- [Record list]:
::::::::

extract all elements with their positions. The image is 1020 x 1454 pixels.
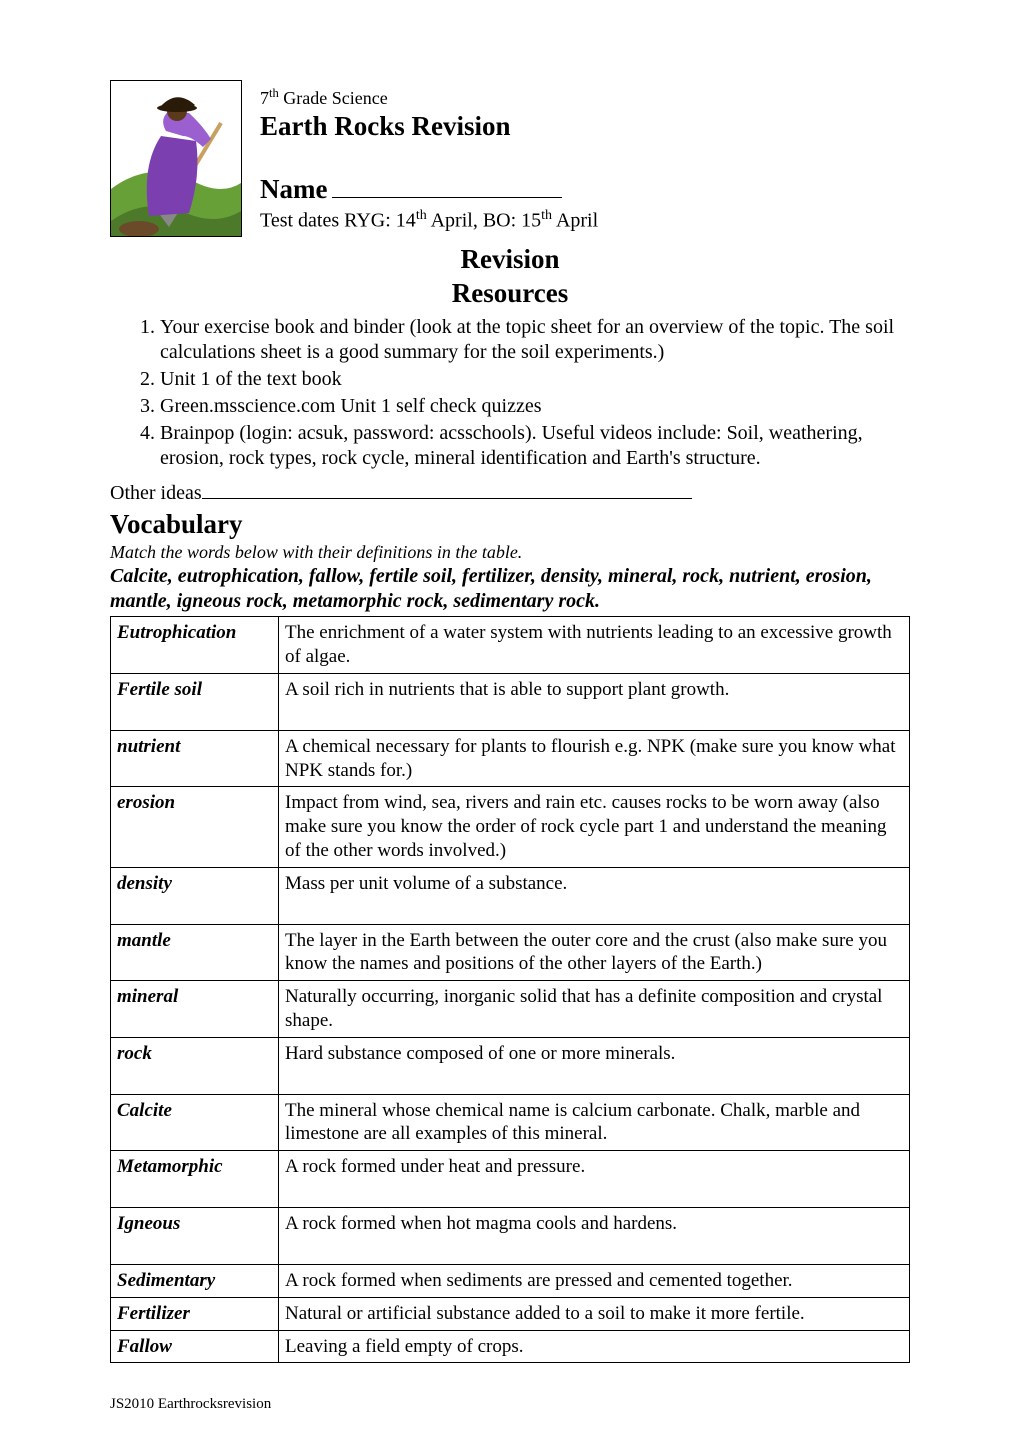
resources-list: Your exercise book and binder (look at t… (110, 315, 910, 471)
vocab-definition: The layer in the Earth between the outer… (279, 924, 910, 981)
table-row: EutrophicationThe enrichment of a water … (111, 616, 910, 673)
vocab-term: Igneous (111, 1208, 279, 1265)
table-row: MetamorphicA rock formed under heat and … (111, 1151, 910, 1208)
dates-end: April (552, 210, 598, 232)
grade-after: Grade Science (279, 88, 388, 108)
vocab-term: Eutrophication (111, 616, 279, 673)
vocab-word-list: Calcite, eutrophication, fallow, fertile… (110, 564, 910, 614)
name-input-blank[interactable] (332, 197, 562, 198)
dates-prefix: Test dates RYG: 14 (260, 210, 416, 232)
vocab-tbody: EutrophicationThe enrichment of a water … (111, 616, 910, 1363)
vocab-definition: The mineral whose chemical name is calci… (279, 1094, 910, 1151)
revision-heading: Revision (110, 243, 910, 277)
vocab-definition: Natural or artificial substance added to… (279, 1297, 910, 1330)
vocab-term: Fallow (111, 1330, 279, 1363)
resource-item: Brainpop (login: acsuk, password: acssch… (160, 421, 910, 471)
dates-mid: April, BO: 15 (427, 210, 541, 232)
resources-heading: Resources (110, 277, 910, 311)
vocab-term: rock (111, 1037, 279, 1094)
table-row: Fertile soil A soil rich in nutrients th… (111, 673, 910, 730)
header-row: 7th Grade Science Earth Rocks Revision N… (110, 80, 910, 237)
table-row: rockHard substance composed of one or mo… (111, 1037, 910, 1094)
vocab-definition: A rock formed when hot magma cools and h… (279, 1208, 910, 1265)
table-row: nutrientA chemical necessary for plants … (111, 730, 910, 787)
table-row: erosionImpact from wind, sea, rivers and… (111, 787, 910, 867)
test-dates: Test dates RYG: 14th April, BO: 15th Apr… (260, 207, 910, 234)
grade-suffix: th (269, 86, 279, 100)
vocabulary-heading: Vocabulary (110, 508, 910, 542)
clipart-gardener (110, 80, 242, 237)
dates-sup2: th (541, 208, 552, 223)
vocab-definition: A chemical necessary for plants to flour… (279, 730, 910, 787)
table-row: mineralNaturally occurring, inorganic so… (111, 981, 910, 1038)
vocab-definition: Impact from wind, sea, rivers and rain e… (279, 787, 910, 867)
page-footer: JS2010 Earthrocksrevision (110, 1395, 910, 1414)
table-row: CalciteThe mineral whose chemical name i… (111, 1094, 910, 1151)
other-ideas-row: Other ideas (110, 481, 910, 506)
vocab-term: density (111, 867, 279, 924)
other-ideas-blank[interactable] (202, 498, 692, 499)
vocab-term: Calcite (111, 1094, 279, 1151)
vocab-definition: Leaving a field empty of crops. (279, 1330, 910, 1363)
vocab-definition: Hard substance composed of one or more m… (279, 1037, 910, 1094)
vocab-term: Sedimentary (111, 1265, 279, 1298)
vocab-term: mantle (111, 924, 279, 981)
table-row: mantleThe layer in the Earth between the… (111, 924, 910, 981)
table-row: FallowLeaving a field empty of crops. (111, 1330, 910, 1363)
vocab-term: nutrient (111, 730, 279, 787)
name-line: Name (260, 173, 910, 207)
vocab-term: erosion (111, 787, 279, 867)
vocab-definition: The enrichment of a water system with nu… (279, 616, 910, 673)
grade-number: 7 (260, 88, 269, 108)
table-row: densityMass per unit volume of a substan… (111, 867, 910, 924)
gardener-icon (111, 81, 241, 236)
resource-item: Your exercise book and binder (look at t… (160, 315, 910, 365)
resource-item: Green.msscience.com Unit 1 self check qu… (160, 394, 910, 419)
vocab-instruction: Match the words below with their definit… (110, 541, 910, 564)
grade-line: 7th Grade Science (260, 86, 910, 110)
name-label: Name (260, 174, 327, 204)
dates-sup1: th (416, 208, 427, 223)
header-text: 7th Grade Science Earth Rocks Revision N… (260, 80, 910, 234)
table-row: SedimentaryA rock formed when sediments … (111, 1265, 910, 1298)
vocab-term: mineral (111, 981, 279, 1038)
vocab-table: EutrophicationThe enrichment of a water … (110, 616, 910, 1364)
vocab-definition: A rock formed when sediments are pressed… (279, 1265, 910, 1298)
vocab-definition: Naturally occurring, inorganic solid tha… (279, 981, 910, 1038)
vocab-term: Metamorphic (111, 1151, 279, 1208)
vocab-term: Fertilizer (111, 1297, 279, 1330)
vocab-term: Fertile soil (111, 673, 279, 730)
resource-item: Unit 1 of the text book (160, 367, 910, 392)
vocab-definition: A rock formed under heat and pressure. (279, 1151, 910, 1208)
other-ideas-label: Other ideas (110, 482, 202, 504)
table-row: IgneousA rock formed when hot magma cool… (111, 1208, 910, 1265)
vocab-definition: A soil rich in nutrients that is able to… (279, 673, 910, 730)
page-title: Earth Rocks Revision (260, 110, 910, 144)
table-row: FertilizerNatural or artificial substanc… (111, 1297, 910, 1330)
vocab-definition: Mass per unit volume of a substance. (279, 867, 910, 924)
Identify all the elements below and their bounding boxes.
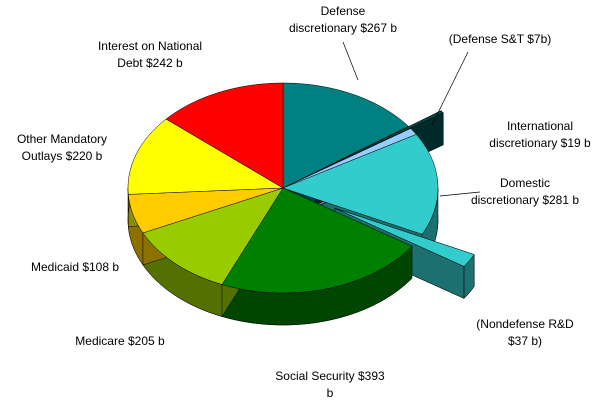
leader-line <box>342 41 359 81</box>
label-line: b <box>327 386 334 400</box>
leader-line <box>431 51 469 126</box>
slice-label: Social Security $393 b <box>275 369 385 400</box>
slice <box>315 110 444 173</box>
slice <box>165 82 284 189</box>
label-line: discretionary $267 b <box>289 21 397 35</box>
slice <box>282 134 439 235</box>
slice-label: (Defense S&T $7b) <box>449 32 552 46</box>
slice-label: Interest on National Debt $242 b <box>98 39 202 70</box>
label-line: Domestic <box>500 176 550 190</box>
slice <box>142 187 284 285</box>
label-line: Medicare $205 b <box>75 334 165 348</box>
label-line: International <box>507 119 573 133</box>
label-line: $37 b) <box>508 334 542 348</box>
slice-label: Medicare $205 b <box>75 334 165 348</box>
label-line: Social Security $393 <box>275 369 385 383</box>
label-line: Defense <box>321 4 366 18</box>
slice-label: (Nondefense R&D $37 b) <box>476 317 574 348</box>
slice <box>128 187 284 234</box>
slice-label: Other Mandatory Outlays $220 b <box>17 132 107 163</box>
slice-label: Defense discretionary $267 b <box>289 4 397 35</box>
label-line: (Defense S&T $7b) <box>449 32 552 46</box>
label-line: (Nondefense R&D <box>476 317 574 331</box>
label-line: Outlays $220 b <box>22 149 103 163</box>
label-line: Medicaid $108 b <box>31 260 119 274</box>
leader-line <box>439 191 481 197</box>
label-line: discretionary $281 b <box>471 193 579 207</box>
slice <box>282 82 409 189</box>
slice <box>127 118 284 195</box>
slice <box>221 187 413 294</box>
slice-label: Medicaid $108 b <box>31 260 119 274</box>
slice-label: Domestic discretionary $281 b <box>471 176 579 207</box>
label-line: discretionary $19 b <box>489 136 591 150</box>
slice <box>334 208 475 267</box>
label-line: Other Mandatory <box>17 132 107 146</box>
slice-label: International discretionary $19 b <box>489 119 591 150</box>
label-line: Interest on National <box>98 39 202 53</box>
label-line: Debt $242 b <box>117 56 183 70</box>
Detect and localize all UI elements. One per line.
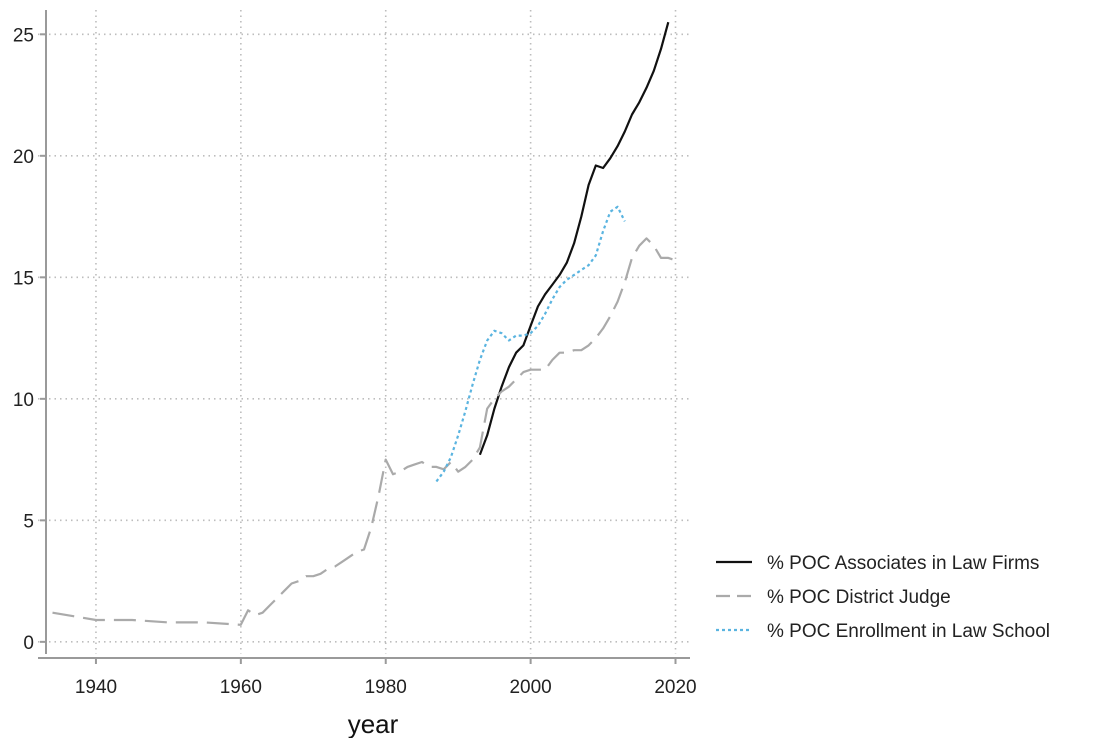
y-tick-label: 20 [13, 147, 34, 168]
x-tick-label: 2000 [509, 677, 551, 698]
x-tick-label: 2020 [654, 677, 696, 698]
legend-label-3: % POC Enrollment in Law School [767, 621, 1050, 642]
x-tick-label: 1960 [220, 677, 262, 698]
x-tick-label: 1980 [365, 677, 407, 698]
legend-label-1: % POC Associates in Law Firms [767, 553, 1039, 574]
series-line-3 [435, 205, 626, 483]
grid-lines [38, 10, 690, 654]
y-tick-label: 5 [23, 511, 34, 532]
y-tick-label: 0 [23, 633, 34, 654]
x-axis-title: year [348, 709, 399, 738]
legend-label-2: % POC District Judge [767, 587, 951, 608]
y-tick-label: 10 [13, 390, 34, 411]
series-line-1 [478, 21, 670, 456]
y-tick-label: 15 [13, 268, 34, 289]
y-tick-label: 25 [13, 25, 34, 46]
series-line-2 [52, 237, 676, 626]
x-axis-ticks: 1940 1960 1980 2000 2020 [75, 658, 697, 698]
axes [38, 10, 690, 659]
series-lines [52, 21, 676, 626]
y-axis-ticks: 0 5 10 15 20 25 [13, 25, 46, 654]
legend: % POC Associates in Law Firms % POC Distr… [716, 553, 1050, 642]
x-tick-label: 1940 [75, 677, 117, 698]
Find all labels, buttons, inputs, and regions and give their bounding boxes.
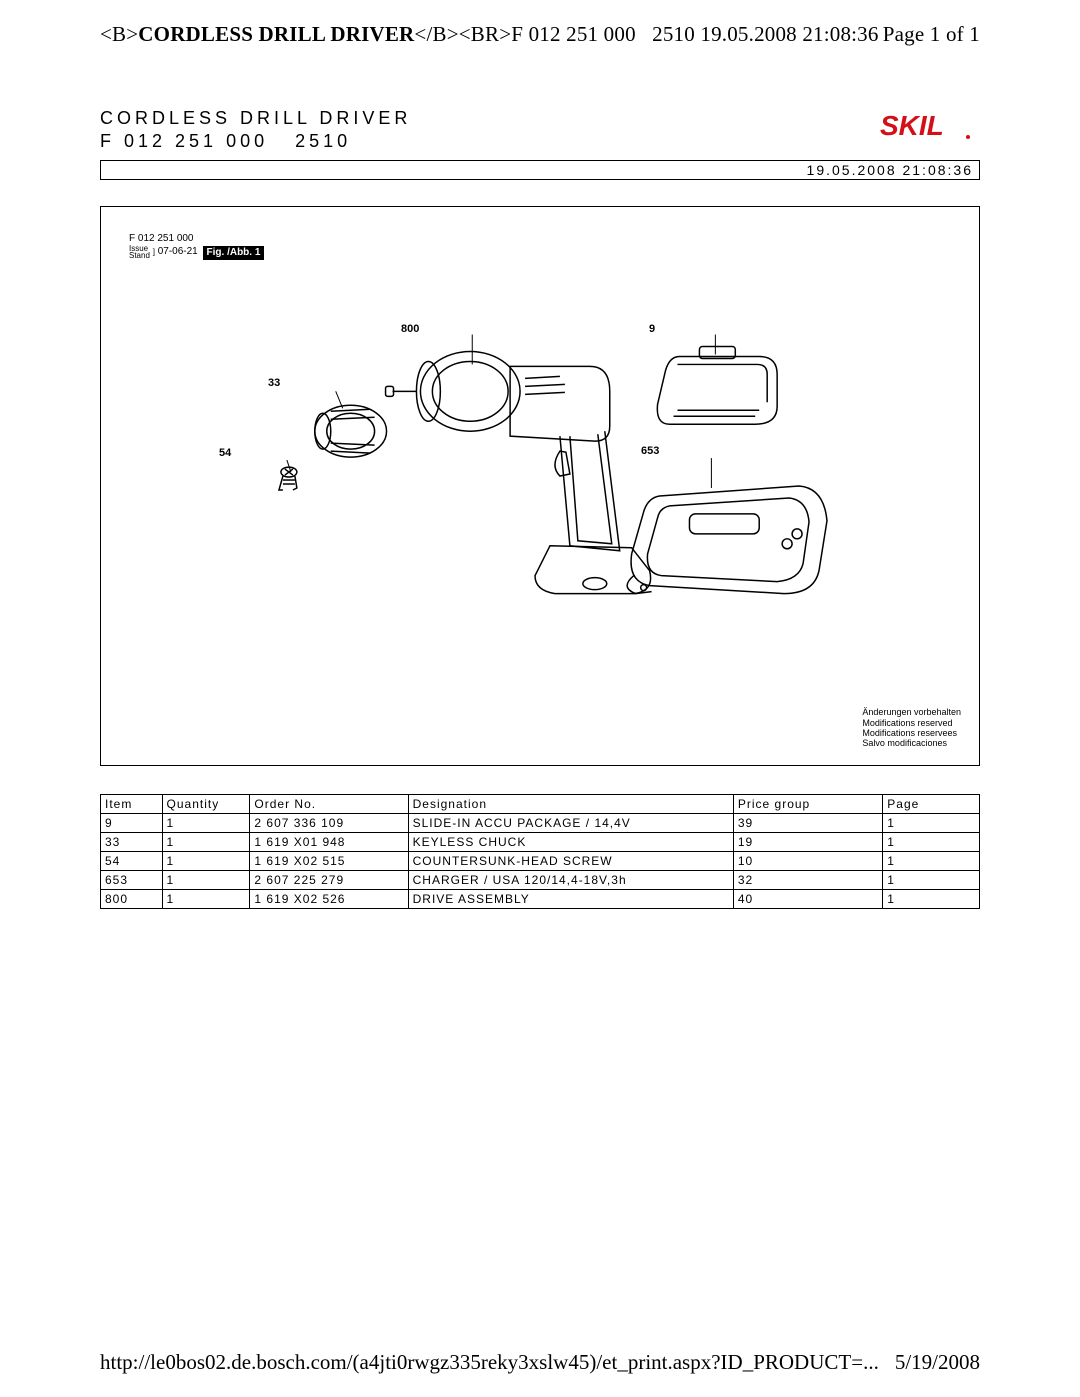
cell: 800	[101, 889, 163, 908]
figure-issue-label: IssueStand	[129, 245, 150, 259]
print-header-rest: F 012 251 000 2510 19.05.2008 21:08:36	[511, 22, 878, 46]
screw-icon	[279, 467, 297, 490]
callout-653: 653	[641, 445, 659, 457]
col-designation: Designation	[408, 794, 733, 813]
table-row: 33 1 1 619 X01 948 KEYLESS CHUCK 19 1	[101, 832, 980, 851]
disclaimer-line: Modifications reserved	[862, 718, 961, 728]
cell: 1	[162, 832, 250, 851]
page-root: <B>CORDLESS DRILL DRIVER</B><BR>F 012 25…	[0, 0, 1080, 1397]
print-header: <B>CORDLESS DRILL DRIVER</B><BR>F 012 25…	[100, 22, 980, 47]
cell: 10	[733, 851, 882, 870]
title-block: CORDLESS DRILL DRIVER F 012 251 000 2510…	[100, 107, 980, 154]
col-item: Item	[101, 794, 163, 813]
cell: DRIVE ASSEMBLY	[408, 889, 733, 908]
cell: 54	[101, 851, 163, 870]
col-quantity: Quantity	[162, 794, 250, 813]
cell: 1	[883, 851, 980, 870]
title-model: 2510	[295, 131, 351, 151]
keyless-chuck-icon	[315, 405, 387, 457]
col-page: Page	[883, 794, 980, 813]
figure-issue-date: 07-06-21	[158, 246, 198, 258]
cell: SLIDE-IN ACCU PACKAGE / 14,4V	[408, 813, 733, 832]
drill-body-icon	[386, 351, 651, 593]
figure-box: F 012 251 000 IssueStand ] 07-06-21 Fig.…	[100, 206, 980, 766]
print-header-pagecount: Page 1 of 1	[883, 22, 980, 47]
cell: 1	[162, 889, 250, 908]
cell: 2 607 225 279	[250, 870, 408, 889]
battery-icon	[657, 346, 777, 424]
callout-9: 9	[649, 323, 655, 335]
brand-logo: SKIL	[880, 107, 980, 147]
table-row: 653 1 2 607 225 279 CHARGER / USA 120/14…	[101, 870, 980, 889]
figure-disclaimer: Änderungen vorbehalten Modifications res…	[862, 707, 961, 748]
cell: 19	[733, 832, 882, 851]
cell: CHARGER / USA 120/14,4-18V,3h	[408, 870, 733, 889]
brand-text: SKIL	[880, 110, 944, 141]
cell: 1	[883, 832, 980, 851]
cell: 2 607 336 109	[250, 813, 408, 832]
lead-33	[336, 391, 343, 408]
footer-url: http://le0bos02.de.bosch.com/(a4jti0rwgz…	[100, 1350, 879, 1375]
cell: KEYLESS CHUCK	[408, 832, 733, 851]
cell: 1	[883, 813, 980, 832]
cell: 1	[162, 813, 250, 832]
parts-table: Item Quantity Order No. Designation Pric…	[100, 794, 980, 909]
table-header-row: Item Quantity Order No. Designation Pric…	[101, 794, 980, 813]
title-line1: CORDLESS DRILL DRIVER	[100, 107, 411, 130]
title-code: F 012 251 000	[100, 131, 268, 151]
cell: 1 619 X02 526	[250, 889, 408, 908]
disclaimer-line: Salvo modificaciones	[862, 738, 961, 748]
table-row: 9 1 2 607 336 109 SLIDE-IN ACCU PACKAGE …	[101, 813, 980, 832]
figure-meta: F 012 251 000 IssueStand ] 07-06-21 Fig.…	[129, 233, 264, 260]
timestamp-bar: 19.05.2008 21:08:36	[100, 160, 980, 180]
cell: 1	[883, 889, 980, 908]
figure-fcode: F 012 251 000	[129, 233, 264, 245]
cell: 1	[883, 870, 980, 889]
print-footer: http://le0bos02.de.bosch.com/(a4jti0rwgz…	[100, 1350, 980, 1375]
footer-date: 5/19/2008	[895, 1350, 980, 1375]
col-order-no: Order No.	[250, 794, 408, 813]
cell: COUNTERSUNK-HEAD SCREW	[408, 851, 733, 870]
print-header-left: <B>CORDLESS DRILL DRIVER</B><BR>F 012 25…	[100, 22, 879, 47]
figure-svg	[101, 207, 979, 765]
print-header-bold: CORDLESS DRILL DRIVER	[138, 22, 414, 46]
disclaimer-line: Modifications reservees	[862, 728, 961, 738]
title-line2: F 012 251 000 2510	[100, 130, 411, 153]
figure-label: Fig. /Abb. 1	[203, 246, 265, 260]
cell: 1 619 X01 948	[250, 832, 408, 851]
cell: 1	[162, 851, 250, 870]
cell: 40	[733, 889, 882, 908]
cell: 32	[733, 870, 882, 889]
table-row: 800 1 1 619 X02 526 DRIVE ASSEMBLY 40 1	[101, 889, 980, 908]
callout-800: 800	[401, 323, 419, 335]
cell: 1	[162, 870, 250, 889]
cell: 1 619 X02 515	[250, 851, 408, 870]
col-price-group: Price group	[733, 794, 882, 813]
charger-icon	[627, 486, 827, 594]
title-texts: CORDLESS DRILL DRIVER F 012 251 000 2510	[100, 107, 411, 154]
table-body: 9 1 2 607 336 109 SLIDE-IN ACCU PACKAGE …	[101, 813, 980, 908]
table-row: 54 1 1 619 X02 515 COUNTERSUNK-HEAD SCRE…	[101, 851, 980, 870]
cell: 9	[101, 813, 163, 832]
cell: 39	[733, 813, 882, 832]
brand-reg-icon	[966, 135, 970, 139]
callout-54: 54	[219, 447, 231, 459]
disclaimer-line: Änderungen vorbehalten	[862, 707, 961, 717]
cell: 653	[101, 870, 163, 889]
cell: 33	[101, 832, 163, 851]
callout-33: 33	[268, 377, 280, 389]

::::::::

- [Exercise]: Reproduce, unchanged, the lines of the records between the line holding "y-tick-label: 20 [13, 147, 34, 168]" and the line holding "x-axis-ticks: 1940 1960", inclusive.

- [Task answer]:
y-tick-label: 20 [13, 147, 34, 168]
x-tick-label: 2000 [509, 677, 551, 698]
x-tick-label: 2020 [654, 677, 696, 698]
legend-label-3: % POC Enrollment in Law School [767, 621, 1050, 642]
x-tick-label: 1960 [220, 677, 262, 698]
x-tick-label: 1980 [365, 677, 407, 698]
legend-label-1: % POC Associates in Law Firms [767, 553, 1039, 574]
series-line-3 [435, 205, 626, 483]
grid-lines [38, 10, 690, 654]
y-tick-label: 5 [23, 511, 34, 532]
y-tick-label: 0 [23, 633, 34, 654]
x-axis-title: year [348, 709, 399, 738]
legend-label-2: % POC District Judge [767, 587, 951, 608]
y-tick-label: 10 [13, 390, 34, 411]
series-line-1 [478, 21, 670, 456]
y-tick-label: 15 [13, 268, 34, 289]
y-tick-label: 25 [13, 25, 34, 46]
series-line-2 [52, 237, 676, 626]
x-axis-ticks: 1940 1960 1980 2000 2020 [75, 658, 697, 698]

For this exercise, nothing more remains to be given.